### Text shown
# 1949 Schwinn Catalog



## Phattiremike (May 18, 2017)

I would like to find a 1949 schwinn catalog.  I've found a few 49's here recently and want to research further.  If there's a source where I can at least read about that year please lmk.  If someone has literature for sale I'm interested.

Thanks - Mike


----------



## GTs58 (May 18, 2017)

I've never seen one. If greenephantom doesn't have it covered in his prints there is probably not a 49 catalog to be found.


----------



## Freqman1 (May 18, 2017)

I'd love to see that too. 1949 was an interesting year with the intro of the Phantom and the range of options on the B6. I've seen snippets of '49 info but never a complete catalog. V/r Shawn


----------



## GTs58 (Sep 20, 2017)

Freqman1 said:


> I'd love to see that too. 1949 was an interesting year with the intro of the Phantom and the range of options on the B6. I've seen snippets of '49 info but never a complete catalog. V/r Shawn




So when was the Phantom actually introduced/advertised and what month in 49 was it available for purchase? This subject has me baffled so any hard core info would be appreciated. There were a couple new Schwinn models that were mid year entries, was the Phantom also a mid year entry or was it a  late 1949 introduction for the 50 model year?


----------



## 2jakes (Sep 21, 2017)

The earliest mention of the Schwinn Phantom designated model # B-17 that I found
is in the 1950 Schwinn catalog.




*1950 SCHWINN PHANTOM*
"RIDE THE BEST The Schwinn Phantom... The finest, most complete bicycle in the world.Luxury equipment,includes chrome fenders, Cycelack, spring fork, special colors, and many other outstanding Schwinn exclusive features. Don't miss this bicylce at your dealer. Ask to see Model B-17." (Quote from the 1950 Schwinn catalog)


----------



## 2jakes (Sep 21, 2017)

It appears that in the Schwinn history timetables, there’s a gap between 1948 and 1950
for the 1949 Phantom literature or catalogs.
The first mention of the Schwinn Phantom that I know of is in the 1950 Schwinn catalog
which I mentioned above.
I also checked 1949 Schwinn patents. So far this is all I found.
The images for the ’49 were not available, only for the ’39 model.

### Excerpted data
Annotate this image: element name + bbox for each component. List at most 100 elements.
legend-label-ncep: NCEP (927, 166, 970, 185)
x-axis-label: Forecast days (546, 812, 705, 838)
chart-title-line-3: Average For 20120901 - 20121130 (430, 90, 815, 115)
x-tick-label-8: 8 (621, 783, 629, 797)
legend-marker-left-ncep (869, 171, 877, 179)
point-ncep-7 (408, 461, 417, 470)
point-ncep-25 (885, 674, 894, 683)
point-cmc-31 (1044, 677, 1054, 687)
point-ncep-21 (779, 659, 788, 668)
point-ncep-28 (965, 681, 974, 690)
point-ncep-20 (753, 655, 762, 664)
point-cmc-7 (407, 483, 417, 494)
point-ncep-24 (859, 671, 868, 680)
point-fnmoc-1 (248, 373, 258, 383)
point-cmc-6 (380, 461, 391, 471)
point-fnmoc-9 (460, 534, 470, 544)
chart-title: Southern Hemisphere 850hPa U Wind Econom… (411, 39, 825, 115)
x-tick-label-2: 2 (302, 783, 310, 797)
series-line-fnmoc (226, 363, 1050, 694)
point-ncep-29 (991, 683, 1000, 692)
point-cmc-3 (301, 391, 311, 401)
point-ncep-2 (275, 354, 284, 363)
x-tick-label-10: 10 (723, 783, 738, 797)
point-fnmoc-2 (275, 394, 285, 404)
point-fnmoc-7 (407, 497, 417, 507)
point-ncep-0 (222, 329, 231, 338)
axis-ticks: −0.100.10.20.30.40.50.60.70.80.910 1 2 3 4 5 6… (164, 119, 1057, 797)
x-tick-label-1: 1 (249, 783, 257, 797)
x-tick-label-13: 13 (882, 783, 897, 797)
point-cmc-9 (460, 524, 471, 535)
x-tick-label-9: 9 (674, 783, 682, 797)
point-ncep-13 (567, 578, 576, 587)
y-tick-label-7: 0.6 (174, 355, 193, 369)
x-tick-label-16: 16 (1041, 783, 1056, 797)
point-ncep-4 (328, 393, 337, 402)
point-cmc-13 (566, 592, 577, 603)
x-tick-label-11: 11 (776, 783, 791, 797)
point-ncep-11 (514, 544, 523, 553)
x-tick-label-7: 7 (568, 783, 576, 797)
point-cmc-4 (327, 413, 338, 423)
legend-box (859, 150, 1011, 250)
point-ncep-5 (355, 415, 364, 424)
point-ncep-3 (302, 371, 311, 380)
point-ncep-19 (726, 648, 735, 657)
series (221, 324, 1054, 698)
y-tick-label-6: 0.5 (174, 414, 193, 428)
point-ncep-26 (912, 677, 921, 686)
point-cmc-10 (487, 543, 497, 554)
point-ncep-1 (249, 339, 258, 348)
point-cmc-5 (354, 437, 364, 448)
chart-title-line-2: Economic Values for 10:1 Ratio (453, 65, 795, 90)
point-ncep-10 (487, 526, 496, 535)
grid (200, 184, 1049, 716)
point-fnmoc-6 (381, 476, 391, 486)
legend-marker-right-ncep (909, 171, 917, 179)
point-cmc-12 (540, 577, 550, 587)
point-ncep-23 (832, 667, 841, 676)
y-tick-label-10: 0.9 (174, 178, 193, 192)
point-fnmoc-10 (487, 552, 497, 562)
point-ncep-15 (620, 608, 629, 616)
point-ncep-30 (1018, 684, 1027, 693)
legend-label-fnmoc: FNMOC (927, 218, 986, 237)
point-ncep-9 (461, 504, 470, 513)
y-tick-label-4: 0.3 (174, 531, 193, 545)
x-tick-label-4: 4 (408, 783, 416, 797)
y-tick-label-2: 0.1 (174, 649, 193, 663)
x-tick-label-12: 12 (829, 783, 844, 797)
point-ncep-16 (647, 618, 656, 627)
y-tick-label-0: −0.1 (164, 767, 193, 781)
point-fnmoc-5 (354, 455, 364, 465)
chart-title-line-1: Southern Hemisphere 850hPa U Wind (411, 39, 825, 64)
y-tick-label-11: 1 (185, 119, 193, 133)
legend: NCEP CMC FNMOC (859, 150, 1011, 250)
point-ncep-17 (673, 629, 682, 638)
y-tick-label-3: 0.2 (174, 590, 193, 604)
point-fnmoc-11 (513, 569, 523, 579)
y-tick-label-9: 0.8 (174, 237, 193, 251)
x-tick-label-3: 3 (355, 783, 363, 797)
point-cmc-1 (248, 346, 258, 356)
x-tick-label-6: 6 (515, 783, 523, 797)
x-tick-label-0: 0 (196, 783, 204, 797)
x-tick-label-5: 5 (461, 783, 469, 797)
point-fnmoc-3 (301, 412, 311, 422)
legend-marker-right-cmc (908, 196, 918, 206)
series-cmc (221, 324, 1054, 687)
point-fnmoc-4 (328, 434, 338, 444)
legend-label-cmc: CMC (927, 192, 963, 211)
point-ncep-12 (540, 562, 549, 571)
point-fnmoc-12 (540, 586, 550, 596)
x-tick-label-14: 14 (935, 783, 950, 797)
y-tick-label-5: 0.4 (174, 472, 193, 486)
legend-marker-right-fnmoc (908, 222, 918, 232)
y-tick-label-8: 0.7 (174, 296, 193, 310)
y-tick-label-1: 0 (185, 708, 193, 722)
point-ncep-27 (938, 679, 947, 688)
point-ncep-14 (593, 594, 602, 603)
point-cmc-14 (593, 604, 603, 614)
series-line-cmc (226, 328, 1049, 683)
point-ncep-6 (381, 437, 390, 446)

### Goals
1. List each username that posted in the 1949 Schwinn catalog thread, naming each one once.
2. Please continue the 1949 Schwinn catalog thread, starting right after the last sentence of its final post.
You won't need the items.

### Task answers
1. Phattiremike, GTs58, Freqman1, 2jakes

2.
----------



## rennfaron (Oct 23, 2018)

1949 - https://www.worthpoint.com/worthopedia/vintage-schwinn-parts-catalog-1903994274
1948 - https://www.worthpoint.com/worthopedia/1948-arnold-schwinn-co-bicycle-parts-1864811833


----------



## Freqman1 (Oct 23, 2018)

Those parts catalogs may hold some clues but I’d really like to see something like a fair trade dealer sheet listing the models. V/r Shawn


----------



## rennfaron (Oct 23, 2018)

Also this - Scroll forward from here - 




__
		https://flic.kr/p/UMVh7d
Also scroll forward from here - https://waterfordbikes.com/SchwinnCat/flschwinn_1941_1950/1949_00.html - shows some models. 
That may help. Not really seeing anything else.


----------



## 2jakes (Oct 23, 2018)

rennfaron said:


> 1949 - https://www.worthpoint.com/worthopedia/vintage-schwinn-parts-catalog-1903994274




*VINTAGE SCHWINN PARTS CATALOG SUPPLEMENT JANUARY 1, 1949*




This is actually a Schwinn-Bicycles-Accessories & Parts "Supplement" dealers book from 1948.
The back  has 2-hole paper clips for additional supplements which Schwinn would send
It's dealers with updates.
This is what's listed in the back section. There's no listings or information for specific models from 1949.



I have yet not found a 1949 Schwinn catalog. Perhaps ’49 was a
transitional year and the latest information was not until 1950.


----------



## pinopat (Jul 27, 2021)

Mystery Solved?! (When was the Phantom first offered)

I have found a dated early mention of the Black Phantom listed under "Announcement of New Models" from August 26th 1949. I will attach a image:






This from a stapled together set of papers I found in a 1948 Schwinn catalog.


----------



## Freqman1 (Jul 28, 2021)

Mystery Solved?! (When was the Phantom first offered)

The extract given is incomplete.